* [YOUR TASK]: Restate the records below word for word.
++++ DATASET ROWS
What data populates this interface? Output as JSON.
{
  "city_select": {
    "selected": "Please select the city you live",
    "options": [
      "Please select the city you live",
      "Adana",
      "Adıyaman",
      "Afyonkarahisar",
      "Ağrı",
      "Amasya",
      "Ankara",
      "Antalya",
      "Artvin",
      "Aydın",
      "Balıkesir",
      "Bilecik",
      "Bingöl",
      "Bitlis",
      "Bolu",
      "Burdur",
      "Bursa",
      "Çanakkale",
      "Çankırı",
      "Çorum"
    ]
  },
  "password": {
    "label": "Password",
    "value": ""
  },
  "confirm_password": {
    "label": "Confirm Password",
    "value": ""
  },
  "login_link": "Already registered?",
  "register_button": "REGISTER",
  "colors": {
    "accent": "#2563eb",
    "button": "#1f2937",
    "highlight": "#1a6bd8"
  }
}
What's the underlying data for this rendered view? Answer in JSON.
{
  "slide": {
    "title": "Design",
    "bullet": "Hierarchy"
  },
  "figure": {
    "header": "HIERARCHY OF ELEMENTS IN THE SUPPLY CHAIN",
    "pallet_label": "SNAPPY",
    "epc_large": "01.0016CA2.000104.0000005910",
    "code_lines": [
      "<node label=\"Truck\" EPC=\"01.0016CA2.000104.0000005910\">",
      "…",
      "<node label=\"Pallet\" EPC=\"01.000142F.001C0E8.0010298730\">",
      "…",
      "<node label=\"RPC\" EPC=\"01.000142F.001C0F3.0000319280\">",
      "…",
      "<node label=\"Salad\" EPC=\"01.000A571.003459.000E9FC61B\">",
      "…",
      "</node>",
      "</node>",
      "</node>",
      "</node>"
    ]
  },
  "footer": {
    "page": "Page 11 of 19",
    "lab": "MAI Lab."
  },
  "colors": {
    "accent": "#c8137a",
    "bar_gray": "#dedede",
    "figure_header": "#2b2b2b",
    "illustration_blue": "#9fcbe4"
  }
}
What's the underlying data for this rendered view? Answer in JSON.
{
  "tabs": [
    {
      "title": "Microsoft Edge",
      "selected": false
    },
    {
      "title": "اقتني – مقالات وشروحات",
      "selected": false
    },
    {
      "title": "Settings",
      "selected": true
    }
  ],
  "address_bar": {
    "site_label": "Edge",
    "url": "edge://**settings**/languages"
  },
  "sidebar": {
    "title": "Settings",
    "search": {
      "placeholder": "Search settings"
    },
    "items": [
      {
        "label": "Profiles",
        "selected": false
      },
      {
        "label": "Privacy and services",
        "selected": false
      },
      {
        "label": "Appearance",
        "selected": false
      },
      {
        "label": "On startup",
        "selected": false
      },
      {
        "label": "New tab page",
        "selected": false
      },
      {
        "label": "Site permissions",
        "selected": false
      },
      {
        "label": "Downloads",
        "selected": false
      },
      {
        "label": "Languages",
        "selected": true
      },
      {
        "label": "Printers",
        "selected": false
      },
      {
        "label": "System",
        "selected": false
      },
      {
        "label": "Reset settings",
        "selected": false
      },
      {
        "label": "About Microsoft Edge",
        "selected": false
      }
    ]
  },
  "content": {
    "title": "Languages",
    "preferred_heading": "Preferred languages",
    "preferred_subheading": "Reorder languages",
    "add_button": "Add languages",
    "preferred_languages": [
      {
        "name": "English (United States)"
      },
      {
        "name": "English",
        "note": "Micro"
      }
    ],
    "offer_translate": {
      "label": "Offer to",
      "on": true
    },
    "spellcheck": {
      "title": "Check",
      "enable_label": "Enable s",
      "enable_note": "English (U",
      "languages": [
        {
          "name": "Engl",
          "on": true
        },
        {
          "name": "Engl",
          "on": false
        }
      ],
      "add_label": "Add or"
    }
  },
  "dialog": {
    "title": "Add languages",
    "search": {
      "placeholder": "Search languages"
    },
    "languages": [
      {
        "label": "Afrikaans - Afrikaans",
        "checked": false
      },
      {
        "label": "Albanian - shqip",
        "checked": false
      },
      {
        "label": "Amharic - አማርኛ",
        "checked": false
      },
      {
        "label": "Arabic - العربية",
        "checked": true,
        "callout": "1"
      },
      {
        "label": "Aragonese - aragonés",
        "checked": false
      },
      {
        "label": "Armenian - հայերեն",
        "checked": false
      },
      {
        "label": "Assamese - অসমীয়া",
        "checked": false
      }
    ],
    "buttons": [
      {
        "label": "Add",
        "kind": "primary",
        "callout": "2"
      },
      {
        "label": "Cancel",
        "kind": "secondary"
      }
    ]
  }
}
++++++++
* [ANSWER BELOW]:
What data populates this interface? Output as JSON.
{
  "city_select": {
    "selected": "Please select the city you live",
    "options": [
      "Please select the city you live",
      "Adana",
      "Adıyaman",
      "Afyonkarahisar",
      "Ağrı",
      "Amasya",
      "Ankara",
      "Antalya",
      "Artvin",
      "Aydın",
      "Balıkesir",
      "Bilecik",
      "Bingöl",
      "Bitlis",
      "Bolu",
      "Burdur",
      "Bursa",
      "Çanakkale",
      "Çankırı",
      "Çorum"
    ]
  },
  "password": {
    "label": "Password",
    "value": ""
  },
  "confirm_password": {
    "label": "Confirm Password",
    "value": ""
  },
  "login_link": "Already registered?",
  "register_button": "REGISTER",
  "colors": {
    "accent": "#2563eb",
    "button": "#1f2937",
    "highlight": "#1a6bd8"
  }
}
What's the underlying data for this rendered view? Answer in JSON.
{
  "slide": {
    "title": "Design",
    "bullet": "Hierarchy"
  },
  "figure": {
    "header": "HIERARCHY OF ELEMENTS IN THE SUPPLY CHAIN",
    "pallet_label": "SNAPPY",
    "epc_large": "01.0016CA2.000104.0000005910",
    "code_lines": [
      "<node label=\"Truck\" EPC=\"01.0016CA2.000104.0000005910\">",
      "…",
      "<node label=\"Pallet\" EPC=\"01.000142F.001C0E8.0010298730\">",
      "…",
      "<node label=\"RPC\" EPC=\"01.000142F.001C0F3.0000319280\">",
      "…",
      "<node label=\"Salad\" EPC=\"01.000A571.003459.000E9FC61B\">",
      "…",
      "</node>",
      "</node>",
      "</node>",
      "</node>"
    ]
  },
  "footer": {
    "page": "Page 11 of 19",
    "lab": "MAI Lab."
  },
  "colors": {
    "accent": "#c8137a",
    "bar_gray": "#dedede",
    "figure_header": "#2b2b2b",
    "illustration_blue": "#9fcbe4"
  }
}
What's the underlying data for this rendered view? Answer in JSON.
{
  "tabs": [
    {
      "title": "Microsoft Edge",
      "selected": false
    },
    {
      "title": "اقتني – مقالات وشروحات",
      "selected": false
    },
    {
      "title": "Settings",
      "selected": true
    }
  ],
  "address_bar": {
    "site_label": "Edge",
    "url": "edge://**settings**/languages"
  },
  "sidebar": {
    "title": "Settings",
    "search": {
      "placeholder": "Search settings"
    },
    "items": [
      {
        "label": "Profiles",
        "selected": false
      },
      {
        "label": "Privacy and services",
        "selected": false
      },
      {
        "label": "Appearance",
        "selected": false
      },
      {
        "label": "On startup",
        "selected": false
      },
      {
        "label": "New tab page",
        "selected": false
      },
      {
        "label": "Site permissions",
        "selected": false
      },
      {
        "label": "Downloads",
        "selected": false
      },
      {
        "label": "Languages",
        "selected": true
      },
      {
        "label": "Printers",
        "selected": false
      },
      {
        "label": "System",
        "selected": false
      },
      {
        "label": "Reset settings",
        "selected": false
      },
      {
        "label": "About Microsoft Edge",
        "selected": false
      }
    ]
  },
  "content": {
    "title": "Languages",
    "preferred_heading": "Preferred languages",
    "preferred_subheading": "Reorder languages",
    "add_button": "Add languages",
    "preferred_languages": [
      {
        "name": "English (United States)"
      },
      {
        "name": "English",
        "note": "Micro"
      }
    ],
    "offer_translate": {
      "label": "Offer to",
      "on": true
    },
    "spellcheck": {
      "title": "Check",
      "enable_label": "Enable s",
      "enable_note": "English (U",
      "languages": [
        {
          "name": "Engl",
          "on": true
        },
        {
          "name": "Engl",
          "on": false
        }
      ],
      "add_label": "Add or"
    }
  },
  "dialog": {
    "title": "Add languages",
    "search": {
      "placeholder": "Search languages"
    },
    "languages": [
      {
        "label": "Afrikaans - Afrikaans",
        "checked": false
      },
      {
        "label": "Albanian - shqip",
        "checked": false
      },
      {
        "label": "Amharic - አማርኛ",
        "checked": false
      },
      {
        "label": "Arabic - العربية",
        "checked": true,
        "callout": "1"
      },
      {
        "label": "Aragonese - aragonés",
        "checked": false
      },
      {
        "label": "Armenian - հայերեն",
        "checked": false
      },
      {
        "label": "Assamese - অসমীয়া",
        "checked": false
      }
    ],
    "buttons": [
      {
        "label": "Add",
        "kind": "primary",
        "callout": "2"
      },
      {
        "label": "Cancel",
        "kind": "secondary"
      }
    ]
  }
}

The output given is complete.